■ To do: Repeat, exactly and in full, the lines of the listing below, but without any pictures.

[start of Provided information]

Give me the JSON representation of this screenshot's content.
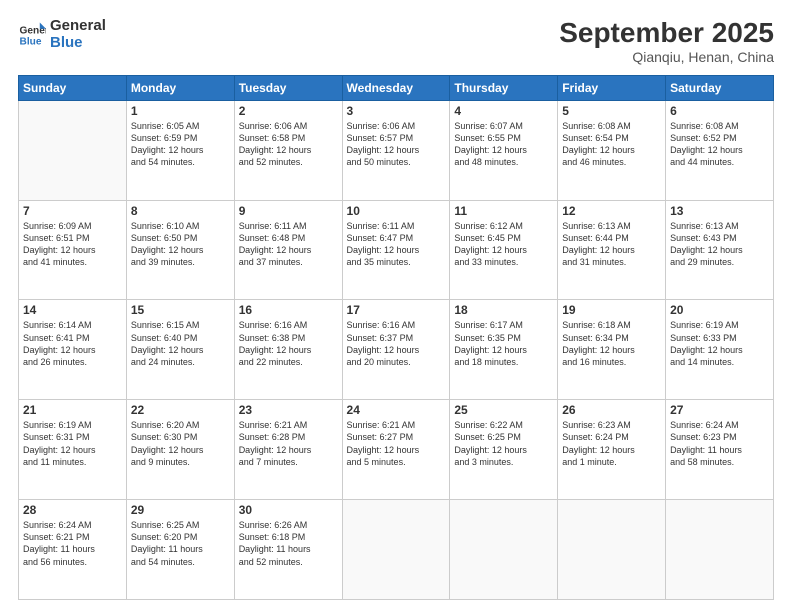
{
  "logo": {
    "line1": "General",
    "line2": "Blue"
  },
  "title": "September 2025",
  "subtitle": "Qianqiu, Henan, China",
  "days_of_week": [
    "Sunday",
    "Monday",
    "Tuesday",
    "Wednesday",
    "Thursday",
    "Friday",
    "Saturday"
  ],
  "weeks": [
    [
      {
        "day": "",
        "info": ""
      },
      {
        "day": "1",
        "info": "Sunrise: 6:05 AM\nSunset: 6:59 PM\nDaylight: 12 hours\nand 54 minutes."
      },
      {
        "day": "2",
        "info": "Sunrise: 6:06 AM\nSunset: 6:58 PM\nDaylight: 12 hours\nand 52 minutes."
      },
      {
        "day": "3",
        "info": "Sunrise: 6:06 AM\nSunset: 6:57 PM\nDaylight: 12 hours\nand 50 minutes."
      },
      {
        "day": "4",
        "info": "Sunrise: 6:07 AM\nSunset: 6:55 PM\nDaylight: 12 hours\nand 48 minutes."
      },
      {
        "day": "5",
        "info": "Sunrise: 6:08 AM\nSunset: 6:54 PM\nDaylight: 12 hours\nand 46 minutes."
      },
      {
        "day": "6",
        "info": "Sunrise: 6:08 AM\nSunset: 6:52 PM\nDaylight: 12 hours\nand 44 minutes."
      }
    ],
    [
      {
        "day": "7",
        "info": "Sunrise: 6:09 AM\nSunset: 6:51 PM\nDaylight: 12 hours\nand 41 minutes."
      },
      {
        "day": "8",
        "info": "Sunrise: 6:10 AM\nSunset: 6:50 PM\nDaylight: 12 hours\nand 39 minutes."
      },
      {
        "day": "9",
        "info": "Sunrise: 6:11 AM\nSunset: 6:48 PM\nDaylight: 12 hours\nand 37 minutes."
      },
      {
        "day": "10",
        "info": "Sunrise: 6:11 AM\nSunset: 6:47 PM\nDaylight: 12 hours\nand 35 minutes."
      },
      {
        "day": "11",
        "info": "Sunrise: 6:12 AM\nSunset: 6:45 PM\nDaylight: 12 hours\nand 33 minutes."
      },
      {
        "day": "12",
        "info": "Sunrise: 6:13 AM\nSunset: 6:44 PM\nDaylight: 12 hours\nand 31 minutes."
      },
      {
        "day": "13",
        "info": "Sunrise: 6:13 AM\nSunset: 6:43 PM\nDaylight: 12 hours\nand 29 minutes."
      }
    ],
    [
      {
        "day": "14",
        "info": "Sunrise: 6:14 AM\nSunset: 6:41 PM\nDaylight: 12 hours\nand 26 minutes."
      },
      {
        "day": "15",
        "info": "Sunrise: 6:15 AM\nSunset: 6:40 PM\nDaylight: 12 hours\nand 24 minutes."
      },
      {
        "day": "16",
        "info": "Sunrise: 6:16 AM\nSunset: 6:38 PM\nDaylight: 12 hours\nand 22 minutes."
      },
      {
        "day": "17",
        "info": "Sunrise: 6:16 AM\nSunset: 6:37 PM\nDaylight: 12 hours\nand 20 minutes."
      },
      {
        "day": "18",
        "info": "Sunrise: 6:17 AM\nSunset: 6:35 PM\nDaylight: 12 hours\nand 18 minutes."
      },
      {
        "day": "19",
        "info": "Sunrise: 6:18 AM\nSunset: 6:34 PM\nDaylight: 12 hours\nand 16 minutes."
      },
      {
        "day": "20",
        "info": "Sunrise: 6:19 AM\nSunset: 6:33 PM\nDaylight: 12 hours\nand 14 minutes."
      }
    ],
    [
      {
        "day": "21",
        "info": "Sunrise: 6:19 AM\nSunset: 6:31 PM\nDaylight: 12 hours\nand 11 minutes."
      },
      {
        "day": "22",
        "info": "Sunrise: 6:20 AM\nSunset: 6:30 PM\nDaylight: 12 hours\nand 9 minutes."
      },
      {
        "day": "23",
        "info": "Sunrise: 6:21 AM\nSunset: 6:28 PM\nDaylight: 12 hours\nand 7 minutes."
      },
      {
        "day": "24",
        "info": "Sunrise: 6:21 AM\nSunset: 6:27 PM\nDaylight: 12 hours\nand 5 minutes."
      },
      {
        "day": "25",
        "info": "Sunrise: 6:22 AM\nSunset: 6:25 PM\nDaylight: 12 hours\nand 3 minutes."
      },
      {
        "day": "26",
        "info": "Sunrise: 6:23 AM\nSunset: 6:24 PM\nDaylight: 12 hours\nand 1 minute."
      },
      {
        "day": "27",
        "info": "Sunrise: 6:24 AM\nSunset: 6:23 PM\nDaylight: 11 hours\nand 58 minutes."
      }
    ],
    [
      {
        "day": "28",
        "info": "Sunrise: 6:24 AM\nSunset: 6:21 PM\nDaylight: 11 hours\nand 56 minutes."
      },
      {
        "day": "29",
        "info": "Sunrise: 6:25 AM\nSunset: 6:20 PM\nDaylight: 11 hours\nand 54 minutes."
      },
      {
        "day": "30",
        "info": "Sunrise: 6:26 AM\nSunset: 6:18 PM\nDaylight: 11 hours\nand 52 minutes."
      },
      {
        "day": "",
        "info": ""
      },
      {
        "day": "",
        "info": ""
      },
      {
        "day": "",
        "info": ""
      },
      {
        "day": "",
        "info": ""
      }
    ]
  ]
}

[end of Provided information]

■ Written answer:
Give me the JSON representation of this screenshot's content.
{
  "logo": {
    "line1": "General",
    "line2": "Blue"
  },
  "title": "September 2025",
  "subtitle": "Qianqiu, Henan, China",
  "days_of_week": [
    "Sunday",
    "Monday",
    "Tuesday",
    "Wednesday",
    "Thursday",
    "Friday",
    "Saturday"
  ],
  "weeks": [
    [
      {
        "day": "",
        "info": ""
      },
      {
        "day": "1",
        "info": "Sunrise: 6:05 AM\nSunset: 6:59 PM\nDaylight: 12 hours\nand 54 minutes."
      },
      {
        "day": "2",
        "info": "Sunrise: 6:06 AM\nSunset: 6:58 PM\nDaylight: 12 hours\nand 52 minutes."
      },
      {
        "day": "3",
        "info": "Sunrise: 6:06 AM\nSunset: 6:57 PM\nDaylight: 12 hours\nand 50 minutes."
      },
      {
        "day": "4",
        "info": "Sunrise: 6:07 AM\nSunset: 6:55 PM\nDaylight: 12 hours\nand 48 minutes."
      },
      {
        "day": "5",
        "info": "Sunrise: 6:08 AM\nSunset: 6:54 PM\nDaylight: 12 hours\nand 46 minutes."
      },
      {
        "day": "6",
        "info": "Sunrise: 6:08 AM\nSunset: 6:52 PM\nDaylight: 12 hours\nand 44 minutes."
      }
    ],
    [
      {
        "day": "7",
        "info": "Sunrise: 6:09 AM\nSunset: 6:51 PM\nDaylight: 12 hours\nand 41 minutes."
      },
      {
        "day": "8",
        "info": "Sunrise: 6:10 AM\nSunset: 6:50 PM\nDaylight: 12 hours\nand 39 minutes."
      },
      {
        "day": "9",
        "info": "Sunrise: 6:11 AM\nSunset: 6:48 PM\nDaylight: 12 hours\nand 37 minutes."
      },
      {
        "day": "10",
        "info": "Sunrise: 6:11 AM\nSunset: 6:47 PM\nDaylight: 12 hours\nand 35 minutes."
      },
      {
        "day": "11",
        "info": "Sunrise: 6:12 AM\nSunset: 6:45 PM\nDaylight: 12 hours\nand 33 minutes."
      },
      {
        "day": "12",
        "info": "Sunrise: 6:13 AM\nSunset: 6:44 PM\nDaylight: 12 hours\nand 31 minutes."
      },
      {
        "day": "13",
        "info": "Sunrise: 6:13 AM\nSunset: 6:43 PM\nDaylight: 12 hours\nand 29 minutes."
      }
    ],
    [
      {
        "day": "14",
        "info": "Sunrise: 6:14 AM\nSunset: 6:41 PM\nDaylight: 12 hours\nand 26 minutes."
      },
      {
        "day": "15",
        "info": "Sunrise: 6:15 AM\nSunset: 6:40 PM\nDaylight: 12 hours\nand 24 minutes."
      },
      {
        "day": "16",
        "info": "Sunrise: 6:16 AM\nSunset: 6:38 PM\nDaylight: 12 hours\nand 22 minutes."
      },
      {
        "day": "17",
        "info": "Sunrise: 6:16 AM\nSunset: 6:37 PM\nDaylight: 12 hours\nand 20 minutes."
      },
      {
        "day": "18",
        "info": "Sunrise: 6:17 AM\nSunset: 6:35 PM\nDaylight: 12 hours\nand 18 minutes."
      },
      {
        "day": "19",
        "info": "Sunrise: 6:18 AM\nSunset: 6:34 PM\nDaylight: 12 hours\nand 16 minutes."
      },
      {
        "day": "20",
        "info": "Sunrise: 6:19 AM\nSunset: 6:33 PM\nDaylight: 12 hours\nand 14 minutes."
      }
    ],
    [
      {
        "day": "21",
        "info": "Sunrise: 6:19 AM\nSunset: 6:31 PM\nDaylight: 12 hours\nand 11 minutes."
      },
      {
        "day": "22",
        "info": "Sunrise: 6:20 AM\nSunset: 6:30 PM\nDaylight: 12 hours\nand 9 minutes."
      },
      {
        "day": "23",
        "info": "Sunrise: 6:21 AM\nSunset: 6:28 PM\nDaylight: 12 hours\nand 7 minutes."
      },
      {
        "day": "24",
        "info": "Sunrise: 6:21 AM\nSunset: 6:27 PM\nDaylight: 12 hours\nand 5 minutes."
      },
      {
        "day": "25",
        "info": "Sunrise: 6:22 AM\nSunset: 6:25 PM\nDaylight: 12 hours\nand 3 minutes."
      },
      {
        "day": "26",
        "info": "Sunrise: 6:23 AM\nSunset: 6:24 PM\nDaylight: 12 hours\nand 1 minute."
      },
      {
        "day": "27",
        "info": "Sunrise: 6:24 AM\nSunset: 6:23 PM\nDaylight: 11 hours\nand 58 minutes."
      }
    ],
    [
      {
        "day": "28",
        "info": "Sunrise: 6:24 AM\nSunset: 6:21 PM\nDaylight: 11 hours\nand 56 minutes."
      },
      {
        "day": "29",
        "info": "Sunrise: 6:25 AM\nSunset: 6:20 PM\nDaylight: 11 hours\nand 54 minutes."
      },
      {
        "day": "30",
        "info": "Sunrise: 6:26 AM\nSunset: 6:18 PM\nDaylight: 11 hours\nand 52 minutes."
      },
      {
        "day": "",
        "info": ""
      },
      {
        "day": "",
        "info": ""
      },
      {
        "day": "",
        "info": ""
      },
      {
        "day": "",
        "info": ""
      }
    ]
  ]
}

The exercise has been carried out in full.